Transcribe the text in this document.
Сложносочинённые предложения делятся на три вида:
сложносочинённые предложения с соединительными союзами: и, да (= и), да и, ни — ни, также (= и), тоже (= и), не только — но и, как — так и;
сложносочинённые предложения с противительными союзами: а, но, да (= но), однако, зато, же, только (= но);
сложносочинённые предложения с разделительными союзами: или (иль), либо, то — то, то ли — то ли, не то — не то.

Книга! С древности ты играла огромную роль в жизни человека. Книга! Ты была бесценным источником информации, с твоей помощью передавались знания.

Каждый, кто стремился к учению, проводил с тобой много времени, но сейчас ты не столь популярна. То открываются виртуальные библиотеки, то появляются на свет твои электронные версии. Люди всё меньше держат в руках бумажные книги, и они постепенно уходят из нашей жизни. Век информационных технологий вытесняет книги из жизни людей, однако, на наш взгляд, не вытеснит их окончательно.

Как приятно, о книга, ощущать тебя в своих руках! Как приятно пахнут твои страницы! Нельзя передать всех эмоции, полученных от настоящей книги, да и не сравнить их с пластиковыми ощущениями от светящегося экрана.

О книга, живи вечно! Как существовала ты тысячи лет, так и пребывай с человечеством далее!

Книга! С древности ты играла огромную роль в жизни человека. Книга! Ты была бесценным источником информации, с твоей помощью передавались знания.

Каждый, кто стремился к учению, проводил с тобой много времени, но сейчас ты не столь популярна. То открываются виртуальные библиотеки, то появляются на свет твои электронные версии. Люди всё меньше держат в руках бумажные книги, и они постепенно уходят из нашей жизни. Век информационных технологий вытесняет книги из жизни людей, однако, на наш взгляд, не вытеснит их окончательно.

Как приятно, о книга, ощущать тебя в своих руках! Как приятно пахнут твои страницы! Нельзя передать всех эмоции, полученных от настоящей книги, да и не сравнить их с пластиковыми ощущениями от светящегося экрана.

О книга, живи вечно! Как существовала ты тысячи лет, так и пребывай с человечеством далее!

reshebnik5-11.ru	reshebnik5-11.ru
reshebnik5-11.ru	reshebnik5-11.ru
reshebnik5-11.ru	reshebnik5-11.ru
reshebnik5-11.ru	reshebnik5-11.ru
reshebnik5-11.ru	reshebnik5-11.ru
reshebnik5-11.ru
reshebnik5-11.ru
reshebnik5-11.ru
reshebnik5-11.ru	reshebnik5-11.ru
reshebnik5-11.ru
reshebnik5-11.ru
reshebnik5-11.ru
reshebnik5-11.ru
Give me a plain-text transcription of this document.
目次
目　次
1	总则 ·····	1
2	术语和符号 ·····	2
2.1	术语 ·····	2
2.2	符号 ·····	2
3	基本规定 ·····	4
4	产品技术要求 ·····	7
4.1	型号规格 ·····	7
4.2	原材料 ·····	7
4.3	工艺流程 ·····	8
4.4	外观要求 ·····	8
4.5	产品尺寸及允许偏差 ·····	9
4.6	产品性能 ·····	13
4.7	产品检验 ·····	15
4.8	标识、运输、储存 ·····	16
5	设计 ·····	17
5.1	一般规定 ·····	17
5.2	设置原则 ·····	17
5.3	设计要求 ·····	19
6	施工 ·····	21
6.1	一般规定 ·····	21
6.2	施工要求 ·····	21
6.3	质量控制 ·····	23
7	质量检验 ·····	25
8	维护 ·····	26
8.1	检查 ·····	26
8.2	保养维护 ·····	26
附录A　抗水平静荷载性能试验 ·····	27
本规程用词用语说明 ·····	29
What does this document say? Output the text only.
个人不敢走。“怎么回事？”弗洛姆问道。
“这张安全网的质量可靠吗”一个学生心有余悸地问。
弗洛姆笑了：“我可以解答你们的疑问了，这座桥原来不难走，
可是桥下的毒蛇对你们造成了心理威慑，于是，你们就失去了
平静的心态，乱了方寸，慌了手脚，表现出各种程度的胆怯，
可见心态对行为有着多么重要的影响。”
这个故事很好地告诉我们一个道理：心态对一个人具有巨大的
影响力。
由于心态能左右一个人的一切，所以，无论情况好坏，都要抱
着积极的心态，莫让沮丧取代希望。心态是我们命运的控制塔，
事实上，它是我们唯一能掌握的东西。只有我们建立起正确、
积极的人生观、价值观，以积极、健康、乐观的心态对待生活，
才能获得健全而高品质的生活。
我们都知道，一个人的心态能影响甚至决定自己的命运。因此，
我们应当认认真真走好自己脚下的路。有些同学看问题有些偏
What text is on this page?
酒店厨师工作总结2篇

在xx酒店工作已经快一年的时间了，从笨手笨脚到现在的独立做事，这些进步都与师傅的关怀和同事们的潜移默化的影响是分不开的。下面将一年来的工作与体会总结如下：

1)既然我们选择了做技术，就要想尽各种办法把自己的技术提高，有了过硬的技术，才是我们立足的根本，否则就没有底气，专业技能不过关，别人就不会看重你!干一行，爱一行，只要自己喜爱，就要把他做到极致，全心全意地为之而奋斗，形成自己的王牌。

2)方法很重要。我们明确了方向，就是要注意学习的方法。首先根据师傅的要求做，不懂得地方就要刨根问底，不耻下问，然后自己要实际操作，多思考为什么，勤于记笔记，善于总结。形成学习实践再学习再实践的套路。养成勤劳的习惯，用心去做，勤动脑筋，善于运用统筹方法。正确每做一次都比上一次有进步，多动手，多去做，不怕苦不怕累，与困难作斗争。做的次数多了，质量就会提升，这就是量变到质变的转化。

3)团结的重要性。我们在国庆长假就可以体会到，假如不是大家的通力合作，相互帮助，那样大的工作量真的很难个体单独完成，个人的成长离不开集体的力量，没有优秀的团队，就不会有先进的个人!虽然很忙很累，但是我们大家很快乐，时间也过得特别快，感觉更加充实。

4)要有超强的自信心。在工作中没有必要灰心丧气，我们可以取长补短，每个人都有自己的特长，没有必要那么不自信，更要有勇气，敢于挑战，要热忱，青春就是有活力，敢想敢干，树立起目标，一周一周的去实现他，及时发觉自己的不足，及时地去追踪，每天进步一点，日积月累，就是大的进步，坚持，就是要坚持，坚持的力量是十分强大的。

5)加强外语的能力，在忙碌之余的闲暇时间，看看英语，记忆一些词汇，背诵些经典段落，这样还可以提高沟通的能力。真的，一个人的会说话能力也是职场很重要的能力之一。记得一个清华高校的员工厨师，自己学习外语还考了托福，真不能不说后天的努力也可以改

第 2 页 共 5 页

====================

**AIM:**
Transcribe all of the entries without altering anything.

**ANSWER:**
Transcribe the text in this document.
Сложносочинённые предложения делятся на три вида:
сложносочинённые предложения с соединительными союзами: и, да (= и), да и, ни — ни, также (= и), тоже (= и), не только — но и, как — так и;
сложносочинённые предложения с противительными союзами: а, но, да (= но), однако, зато, же, только (= но);
сложносочинённые предложения с разделительными союзами: или (иль), либо, то — то, то ли — то ли, не то — не то.

Книга! С древности ты играла огромную роль в жизни человека. Книга! Ты была бесценным источником информации, с твоей помощью передавались знания.

Каждый, кто стремился к учению, проводил с тобой много времени, но сейчас ты не столь популярна. То открываются виртуальные библиотеки, то появляются на свет твои электронные версии. Люди всё меньше держат в руках бумажные книги, и они постепенно уходят из нашей жизни. Век информационных технологий вытесняет книги из жизни людей, однако, на наш взгляд, не вытеснит их окончательно.

Как приятно, о книга, ощущать тебя в своих руках! Как приятно пахнут твои страницы! Нельзя передать всех эмоции, полученных от настоящей книги, да и не сравнить их с пластиковыми ощущениями от светящегося экрана.

О книга, живи вечно! Как существовала ты тысячи лет, так и пребывай с человечеством далее!

Книга! С древности ты играла огромную роль в жизни человека. Книга! Ты была бесценным источником информации, с твоей помощью передавались знания.

Каждый, кто стремился к учению, проводил с тобой много времени, но сейчас ты не столь популярна. То открываются виртуальные библиотеки, то появляются на свет твои электронные версии. Люди всё меньше держат в руках бумажные книги, и они постепенно уходят из нашей жизни. Век информационных технологий вытесняет книги из жизни людей, однако, на наш взгляд, не вытеснит их окончательно.

Как приятно, о книга, ощущать тебя в своих руках! Как приятно пахнут твои страницы! Нельзя передать всех эмоции, полученных от настоящей книги, да и не сравнить их с пластиковыми ощущениями от светящегося экрана.

О книга, живи вечно! Как существовала ты тысячи лет, так и пребывай с человечеством далее!

reshebnik5-11.ru	reshebnik5-11.ru
reshebnik5-11.ru	reshebnik5-11.ru
reshebnik5-11.ru	reshebnik5-11.ru
reshebnik5-11.ru	reshebnik5-11.ru
reshebnik5-11.ru	reshebnik5-11.ru
reshebnik5-11.ru
reshebnik5-11.ru
reshebnik5-11.ru
reshebnik5-11.ru	reshebnik5-11.ru
reshebnik5-11.ru
reshebnik5-11.ru
reshebnik5-11.ru
reshebnik5-11.ru
Give me a plain-text transcription of this document.
目次
目　次
1	总则 ·····	1
2	术语和符号 ·····	2
2.1	术语 ·····	2
2.2	符号 ·····	2
3	基本规定 ·····	4
4	产品技术要求 ·····	7
4.1	型号规格 ·····	7
4.2	原材料 ·····	7
4.3	工艺流程 ·····	8
4.4	外观要求 ·····	8
4.5	产品尺寸及允许偏差 ·····	9
4.6	产品性能 ·····	13
4.7	产品检验 ·····	15
4.8	标识、运输、储存 ·····	16
5	设计 ·····	17
5.1	一般规定 ·····	17
5.2	设置原则 ·····	17
5.3	设计要求 ·····	19
6	施工 ·····	21
6.1	一般规定 ·····	21
6.2	施工要求 ·····	21
6.3	质量控制 ·····	23
7	质量检验 ·····	25
8	维护 ·····	26
8.1	检查 ·····	26
8.2	保养维护 ·····	26
附录A　抗水平静荷载性能试验 ·····	27
本规程用词用语说明 ·····	29
What does this document say? Output the text only.
个人不敢走。“怎么回事？”弗洛姆问道。
“这张安全网的质量可靠吗”一个学生心有余悸地问。
弗洛姆笑了：“我可以解答你们的疑问了，这座桥原来不难走，
可是桥下的毒蛇对你们造成了心理威慑，于是，你们就失去了
平静的心态，乱了方寸，慌了手脚，表现出各种程度的胆怯，
可见心态对行为有着多么重要的影响。”
这个故事很好地告诉我们一个道理：心态对一个人具有巨大的
影响力。
由于心态能左右一个人的一切，所以，无论情况好坏，都要抱
着积极的心态，莫让沮丧取代希望。心态是我们命运的控制塔，
事实上，它是我们唯一能掌握的东西。只有我们建立起正确、
积极的人生观、价值观，以积极、健康、乐观的心态对待生活，
才能获得健全而高品质的生活。
我们都知道，一个人的心态能影响甚至决定自己的命运。因此，
我们应当认认真真走好自己脚下的路。有些同学看问题有些偏
What text is on this page?
酒店厨师工作总结2篇

在xx酒店工作已经快一年的时间了，从笨手笨脚到现在的独立做事，这些进步都与师傅的关怀和同事们的潜移默化的影响是分不开的。下面将一年来的工作与体会总结如下：

1)既然我们选择了做技术，就要想尽各种办法把自己的技术提高，有了过硬的技术，才是我们立足的根本，否则就没有底气，专业技能不过关，别人就不会看重你!干一行，爱一行，只要自己喜爱，就要把他做到极致，全心全意地为之而奋斗，形成自己的王牌。

2)方法很重要。我们明确了方向，就是要注意学习的方法。首先根据师傅的要求做，不懂得地方就要刨根问底，不耻下问，然后自己要实际操作，多思考为什么，勤于记笔记，善于总结。形成学习实践再学习再实践的套路。养成勤劳的习惯，用心去做，勤动脑筋，善于运用统筹方法。正确每做一次都比上一次有进步，多动手，多去做，不怕苦不怕累，与困难作斗争。做的次数多了，质量就会提升，这就是量变到质变的转化。

3)团结的重要性。我们在国庆长假就可以体会到，假如不是大家的通力合作，相互帮助，那样大的工作量真的很难个体单独完成，个人的成长离不开集体的力量，没有优秀的团队，就不会有先进的个人!虽然很忙很累，但是我们大家很快乐，时间也过得特别快，感觉更加充实。

4)要有超强的自信心。在工作中没有必要灰心丧气，我们可以取长补短，每个人都有自己的特长，没有必要那么不自信，更要有勇气，敢于挑战，要热忱，青春就是有活力，敢想敢干，树立起目标，一周一周的去实现他，及时发觉自己的不足，及时地去追踪，每天进步一点，日积月累，就是大的进步，坚持，就是要坚持，坚持的力量是十分强大的。

5)加强外语的能力，在忙碌之余的闲暇时间，看看英语，记忆一些词汇，背诵些经典段落，这样还可以提高沟通的能力。真的，一个人的会说话能力也是职场很重要的能力之一。记得一个清华高校的员工厨师，自己学习外语还考了托福，真不能不说后天的努力也可以改

第 2 页 共 5 页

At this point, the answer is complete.